#### [WHAT IS EXPECTED]
Below are entries. Pull out all lines containing "series".

Figure record extracts
....
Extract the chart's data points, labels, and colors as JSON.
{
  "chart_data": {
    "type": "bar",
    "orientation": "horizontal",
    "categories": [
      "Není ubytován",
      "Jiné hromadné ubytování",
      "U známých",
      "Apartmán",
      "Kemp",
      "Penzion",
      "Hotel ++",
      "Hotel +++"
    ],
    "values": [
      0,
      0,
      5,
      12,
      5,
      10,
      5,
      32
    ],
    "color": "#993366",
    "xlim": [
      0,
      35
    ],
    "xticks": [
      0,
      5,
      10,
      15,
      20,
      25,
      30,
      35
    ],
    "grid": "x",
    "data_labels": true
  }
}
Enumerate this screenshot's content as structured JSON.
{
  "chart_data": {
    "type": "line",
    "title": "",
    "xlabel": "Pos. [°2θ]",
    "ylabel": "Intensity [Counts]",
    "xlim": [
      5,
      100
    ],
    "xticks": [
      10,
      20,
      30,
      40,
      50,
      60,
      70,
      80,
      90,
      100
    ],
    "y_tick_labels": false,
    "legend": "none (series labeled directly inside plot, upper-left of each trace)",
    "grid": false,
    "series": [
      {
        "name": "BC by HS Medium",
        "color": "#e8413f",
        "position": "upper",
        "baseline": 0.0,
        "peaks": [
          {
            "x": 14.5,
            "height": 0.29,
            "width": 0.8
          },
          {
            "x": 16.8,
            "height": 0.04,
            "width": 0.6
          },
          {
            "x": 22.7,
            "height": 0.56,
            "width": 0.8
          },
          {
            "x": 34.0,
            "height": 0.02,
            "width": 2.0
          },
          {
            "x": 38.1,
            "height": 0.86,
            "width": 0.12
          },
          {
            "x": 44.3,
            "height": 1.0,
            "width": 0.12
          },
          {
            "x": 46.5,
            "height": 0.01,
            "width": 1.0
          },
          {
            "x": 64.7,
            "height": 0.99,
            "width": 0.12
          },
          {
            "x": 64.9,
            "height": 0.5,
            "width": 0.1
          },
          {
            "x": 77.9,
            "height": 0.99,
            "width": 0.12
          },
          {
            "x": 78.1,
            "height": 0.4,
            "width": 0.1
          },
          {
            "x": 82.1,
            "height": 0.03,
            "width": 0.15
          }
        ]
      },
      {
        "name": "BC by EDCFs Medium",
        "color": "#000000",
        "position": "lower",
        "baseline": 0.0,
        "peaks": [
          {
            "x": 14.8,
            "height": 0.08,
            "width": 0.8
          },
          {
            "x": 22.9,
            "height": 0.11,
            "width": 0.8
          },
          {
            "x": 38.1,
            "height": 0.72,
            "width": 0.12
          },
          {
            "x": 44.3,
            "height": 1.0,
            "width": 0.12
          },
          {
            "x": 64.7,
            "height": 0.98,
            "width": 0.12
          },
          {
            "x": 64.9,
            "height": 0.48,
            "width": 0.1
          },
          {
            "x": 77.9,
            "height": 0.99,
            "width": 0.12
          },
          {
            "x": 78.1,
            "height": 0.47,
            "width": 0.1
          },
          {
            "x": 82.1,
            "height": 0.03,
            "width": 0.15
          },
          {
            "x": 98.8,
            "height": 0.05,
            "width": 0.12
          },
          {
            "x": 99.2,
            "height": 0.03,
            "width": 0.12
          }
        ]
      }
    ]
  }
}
....
#### [RESPONSE FOR THIS EXERCISE]
    "legend": "none (series labeled directly inside plot, upper-left of each trace)",
    "series": [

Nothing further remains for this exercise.